**Task brief**
Look through the records below, and copy out every line that holds the string "structured".
________________________________________
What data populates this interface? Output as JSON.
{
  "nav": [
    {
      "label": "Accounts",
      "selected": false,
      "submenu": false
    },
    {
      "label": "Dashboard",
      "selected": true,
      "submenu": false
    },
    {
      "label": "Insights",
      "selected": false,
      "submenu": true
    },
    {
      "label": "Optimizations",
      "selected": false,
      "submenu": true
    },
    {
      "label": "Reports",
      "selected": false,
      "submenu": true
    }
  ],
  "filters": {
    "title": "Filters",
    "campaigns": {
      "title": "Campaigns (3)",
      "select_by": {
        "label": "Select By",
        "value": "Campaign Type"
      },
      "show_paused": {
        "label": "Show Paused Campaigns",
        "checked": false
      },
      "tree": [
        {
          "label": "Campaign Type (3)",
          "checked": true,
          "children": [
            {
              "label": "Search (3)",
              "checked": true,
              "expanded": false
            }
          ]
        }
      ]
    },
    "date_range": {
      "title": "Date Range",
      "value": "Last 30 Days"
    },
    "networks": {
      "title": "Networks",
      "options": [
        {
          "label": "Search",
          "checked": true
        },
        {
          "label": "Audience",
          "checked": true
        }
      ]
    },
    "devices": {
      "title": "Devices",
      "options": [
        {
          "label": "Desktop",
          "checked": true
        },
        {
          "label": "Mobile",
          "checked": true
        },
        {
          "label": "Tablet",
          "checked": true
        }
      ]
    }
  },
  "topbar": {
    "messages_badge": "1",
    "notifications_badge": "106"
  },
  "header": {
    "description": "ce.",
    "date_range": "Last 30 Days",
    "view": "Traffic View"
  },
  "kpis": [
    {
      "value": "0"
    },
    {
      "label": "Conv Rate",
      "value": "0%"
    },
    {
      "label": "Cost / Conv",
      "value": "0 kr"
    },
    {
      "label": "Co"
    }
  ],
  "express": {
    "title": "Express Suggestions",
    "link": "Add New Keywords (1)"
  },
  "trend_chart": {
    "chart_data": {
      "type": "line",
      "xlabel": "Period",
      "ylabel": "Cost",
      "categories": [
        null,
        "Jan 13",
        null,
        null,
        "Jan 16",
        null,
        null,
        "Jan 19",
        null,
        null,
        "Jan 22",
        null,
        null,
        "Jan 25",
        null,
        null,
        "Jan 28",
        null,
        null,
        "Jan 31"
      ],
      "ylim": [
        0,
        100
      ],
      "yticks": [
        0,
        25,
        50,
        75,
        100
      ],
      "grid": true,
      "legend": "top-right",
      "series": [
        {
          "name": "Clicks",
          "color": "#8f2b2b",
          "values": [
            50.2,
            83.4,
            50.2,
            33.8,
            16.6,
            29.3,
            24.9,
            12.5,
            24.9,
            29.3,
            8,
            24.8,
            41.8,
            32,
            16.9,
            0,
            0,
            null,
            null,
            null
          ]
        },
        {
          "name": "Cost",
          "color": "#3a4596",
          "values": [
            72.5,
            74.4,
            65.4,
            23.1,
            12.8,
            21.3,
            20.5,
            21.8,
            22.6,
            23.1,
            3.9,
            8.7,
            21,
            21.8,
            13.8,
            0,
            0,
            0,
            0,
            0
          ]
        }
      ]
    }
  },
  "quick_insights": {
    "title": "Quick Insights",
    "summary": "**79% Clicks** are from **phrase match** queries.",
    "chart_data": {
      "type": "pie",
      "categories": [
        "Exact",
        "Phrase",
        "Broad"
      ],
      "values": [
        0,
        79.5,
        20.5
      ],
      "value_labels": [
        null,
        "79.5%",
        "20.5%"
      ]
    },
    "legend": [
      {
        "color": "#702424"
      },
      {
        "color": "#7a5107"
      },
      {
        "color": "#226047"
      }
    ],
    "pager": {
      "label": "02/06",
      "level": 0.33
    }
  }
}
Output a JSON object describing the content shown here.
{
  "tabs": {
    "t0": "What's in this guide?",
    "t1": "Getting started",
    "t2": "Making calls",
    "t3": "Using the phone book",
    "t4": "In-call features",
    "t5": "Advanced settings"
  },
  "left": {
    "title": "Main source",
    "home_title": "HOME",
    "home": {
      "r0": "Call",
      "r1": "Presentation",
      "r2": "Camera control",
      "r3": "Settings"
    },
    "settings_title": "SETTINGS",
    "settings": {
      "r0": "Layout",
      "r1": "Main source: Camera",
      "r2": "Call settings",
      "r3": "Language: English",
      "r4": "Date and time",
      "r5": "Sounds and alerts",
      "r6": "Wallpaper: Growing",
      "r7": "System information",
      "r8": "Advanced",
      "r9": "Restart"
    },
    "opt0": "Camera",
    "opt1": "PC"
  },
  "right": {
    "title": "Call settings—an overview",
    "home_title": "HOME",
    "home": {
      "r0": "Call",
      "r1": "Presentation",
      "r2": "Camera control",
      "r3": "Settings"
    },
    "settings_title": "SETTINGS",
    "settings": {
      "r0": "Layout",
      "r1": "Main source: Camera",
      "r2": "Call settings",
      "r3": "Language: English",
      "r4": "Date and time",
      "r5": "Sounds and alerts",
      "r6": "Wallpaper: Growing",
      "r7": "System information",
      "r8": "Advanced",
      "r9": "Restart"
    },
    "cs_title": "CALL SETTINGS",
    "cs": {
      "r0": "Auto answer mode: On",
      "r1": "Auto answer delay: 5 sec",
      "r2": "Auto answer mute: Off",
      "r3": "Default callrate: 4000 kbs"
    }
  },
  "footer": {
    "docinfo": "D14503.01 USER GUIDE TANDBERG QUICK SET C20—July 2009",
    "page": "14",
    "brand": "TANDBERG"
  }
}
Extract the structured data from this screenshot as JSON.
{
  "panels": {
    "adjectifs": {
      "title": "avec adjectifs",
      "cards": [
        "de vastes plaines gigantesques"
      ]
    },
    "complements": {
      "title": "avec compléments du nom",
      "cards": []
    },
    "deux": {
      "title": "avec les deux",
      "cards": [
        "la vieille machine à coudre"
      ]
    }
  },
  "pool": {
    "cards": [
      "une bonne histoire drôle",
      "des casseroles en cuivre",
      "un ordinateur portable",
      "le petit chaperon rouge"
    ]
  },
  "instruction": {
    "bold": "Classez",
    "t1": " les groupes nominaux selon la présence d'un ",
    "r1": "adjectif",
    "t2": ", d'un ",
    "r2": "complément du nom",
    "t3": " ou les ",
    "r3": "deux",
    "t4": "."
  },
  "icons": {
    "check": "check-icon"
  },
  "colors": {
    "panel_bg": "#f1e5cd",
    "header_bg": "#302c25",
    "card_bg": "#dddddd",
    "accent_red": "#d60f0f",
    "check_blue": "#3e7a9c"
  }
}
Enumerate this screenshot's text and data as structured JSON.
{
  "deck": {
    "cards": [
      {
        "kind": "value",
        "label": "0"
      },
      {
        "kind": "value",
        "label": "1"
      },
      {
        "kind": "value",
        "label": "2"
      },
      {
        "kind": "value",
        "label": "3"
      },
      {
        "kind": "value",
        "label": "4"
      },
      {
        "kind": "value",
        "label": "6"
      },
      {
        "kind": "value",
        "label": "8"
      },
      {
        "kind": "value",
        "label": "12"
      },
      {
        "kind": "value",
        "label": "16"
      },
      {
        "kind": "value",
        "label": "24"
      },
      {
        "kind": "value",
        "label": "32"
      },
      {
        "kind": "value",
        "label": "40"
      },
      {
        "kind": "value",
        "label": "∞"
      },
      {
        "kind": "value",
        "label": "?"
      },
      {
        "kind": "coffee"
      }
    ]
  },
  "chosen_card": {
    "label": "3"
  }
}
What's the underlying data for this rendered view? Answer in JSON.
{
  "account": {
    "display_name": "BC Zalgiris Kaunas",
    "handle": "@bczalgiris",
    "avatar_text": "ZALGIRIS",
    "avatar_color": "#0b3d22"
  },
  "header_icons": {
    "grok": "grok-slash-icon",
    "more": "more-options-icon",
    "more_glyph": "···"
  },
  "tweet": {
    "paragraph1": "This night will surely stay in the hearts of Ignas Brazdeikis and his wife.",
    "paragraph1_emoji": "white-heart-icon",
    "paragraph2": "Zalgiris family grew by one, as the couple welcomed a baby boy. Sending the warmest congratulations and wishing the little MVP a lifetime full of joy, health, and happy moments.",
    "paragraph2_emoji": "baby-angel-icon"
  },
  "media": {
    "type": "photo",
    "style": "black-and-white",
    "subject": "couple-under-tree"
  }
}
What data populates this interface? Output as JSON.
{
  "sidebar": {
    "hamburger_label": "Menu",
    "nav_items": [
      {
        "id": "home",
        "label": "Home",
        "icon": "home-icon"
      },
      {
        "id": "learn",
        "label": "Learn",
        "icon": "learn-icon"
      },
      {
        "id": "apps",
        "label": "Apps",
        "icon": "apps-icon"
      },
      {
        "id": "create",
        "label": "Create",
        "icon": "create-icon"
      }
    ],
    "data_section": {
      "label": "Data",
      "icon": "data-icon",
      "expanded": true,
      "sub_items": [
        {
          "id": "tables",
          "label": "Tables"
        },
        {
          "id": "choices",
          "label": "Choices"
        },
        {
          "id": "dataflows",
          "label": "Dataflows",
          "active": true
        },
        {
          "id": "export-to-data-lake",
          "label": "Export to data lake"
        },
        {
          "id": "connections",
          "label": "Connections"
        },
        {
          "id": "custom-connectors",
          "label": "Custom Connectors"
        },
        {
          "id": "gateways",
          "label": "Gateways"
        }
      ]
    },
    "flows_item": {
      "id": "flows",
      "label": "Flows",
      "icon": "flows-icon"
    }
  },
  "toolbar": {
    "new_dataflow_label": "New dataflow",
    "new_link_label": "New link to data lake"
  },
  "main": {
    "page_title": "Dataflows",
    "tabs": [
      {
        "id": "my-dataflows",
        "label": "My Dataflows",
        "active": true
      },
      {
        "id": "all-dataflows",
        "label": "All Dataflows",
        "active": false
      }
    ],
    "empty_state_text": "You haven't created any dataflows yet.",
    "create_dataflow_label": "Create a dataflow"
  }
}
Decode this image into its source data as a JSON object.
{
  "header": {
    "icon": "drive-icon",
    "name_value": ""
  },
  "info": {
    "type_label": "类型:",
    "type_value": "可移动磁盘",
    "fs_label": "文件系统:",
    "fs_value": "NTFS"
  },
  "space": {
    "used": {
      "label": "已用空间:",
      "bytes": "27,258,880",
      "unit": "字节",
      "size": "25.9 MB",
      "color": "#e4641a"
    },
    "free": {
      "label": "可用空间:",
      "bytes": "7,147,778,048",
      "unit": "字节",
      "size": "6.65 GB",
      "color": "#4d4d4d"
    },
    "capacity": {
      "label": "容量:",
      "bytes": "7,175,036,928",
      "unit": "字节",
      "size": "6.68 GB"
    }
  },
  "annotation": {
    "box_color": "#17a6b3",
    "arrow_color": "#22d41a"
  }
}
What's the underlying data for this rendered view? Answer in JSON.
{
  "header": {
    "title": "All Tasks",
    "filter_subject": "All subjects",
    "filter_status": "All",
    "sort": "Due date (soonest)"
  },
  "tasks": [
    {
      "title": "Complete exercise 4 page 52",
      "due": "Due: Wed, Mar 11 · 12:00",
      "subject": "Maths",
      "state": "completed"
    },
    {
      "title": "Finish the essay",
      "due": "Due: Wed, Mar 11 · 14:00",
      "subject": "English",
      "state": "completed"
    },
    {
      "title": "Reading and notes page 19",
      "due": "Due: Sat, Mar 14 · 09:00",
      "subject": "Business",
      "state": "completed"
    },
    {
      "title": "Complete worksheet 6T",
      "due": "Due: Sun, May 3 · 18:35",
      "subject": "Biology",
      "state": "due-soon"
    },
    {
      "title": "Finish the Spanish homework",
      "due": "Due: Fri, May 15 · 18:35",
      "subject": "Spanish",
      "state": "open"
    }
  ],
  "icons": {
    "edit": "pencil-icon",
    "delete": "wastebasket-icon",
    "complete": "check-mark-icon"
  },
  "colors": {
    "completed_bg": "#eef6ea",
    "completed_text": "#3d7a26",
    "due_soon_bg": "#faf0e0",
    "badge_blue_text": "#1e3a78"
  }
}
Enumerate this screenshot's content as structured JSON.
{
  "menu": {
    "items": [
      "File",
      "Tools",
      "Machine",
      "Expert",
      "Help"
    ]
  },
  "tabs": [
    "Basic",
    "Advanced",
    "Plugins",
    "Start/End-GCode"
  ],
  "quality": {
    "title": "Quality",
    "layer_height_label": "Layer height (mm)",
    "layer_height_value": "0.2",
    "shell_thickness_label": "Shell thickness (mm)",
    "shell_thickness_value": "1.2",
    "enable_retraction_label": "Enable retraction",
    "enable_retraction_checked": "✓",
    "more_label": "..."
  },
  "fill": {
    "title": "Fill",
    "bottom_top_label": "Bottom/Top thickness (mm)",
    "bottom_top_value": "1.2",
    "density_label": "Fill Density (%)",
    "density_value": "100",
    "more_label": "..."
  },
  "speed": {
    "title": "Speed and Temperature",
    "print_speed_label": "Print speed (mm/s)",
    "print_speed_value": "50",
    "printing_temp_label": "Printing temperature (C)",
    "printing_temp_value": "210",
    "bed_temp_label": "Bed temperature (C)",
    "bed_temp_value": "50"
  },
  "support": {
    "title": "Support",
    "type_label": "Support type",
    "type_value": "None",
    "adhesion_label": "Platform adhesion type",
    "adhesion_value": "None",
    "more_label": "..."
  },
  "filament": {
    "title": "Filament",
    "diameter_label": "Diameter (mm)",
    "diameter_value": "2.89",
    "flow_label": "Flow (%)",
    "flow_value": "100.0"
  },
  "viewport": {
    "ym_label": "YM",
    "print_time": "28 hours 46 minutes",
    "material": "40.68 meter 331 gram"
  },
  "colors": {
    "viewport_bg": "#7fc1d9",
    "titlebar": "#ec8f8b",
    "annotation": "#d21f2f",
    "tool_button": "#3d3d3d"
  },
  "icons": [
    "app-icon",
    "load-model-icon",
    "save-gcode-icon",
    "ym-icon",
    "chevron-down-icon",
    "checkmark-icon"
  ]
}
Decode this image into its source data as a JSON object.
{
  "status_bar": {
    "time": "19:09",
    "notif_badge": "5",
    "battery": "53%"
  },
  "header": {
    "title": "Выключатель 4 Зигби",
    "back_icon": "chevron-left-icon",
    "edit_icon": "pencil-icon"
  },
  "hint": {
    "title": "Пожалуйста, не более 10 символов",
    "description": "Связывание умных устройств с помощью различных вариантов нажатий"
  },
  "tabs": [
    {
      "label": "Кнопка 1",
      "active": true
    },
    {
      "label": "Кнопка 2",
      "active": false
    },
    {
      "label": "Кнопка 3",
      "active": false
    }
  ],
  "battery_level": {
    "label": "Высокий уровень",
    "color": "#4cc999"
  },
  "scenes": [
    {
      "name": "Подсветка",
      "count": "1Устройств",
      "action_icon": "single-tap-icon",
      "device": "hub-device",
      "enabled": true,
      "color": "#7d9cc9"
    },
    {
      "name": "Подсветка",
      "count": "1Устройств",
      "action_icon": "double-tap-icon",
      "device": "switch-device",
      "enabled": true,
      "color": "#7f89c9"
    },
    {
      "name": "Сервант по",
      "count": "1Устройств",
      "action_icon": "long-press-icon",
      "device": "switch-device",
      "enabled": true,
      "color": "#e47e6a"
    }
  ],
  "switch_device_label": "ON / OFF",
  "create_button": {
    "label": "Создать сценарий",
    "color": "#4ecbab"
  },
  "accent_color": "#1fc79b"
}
________________________________________
**Right answer**
Extract the structured data from this screenshot as JSON.
Enumerate this screenshot's text and data as structured JSON.
Enumerate this screenshot's content as structured JSON.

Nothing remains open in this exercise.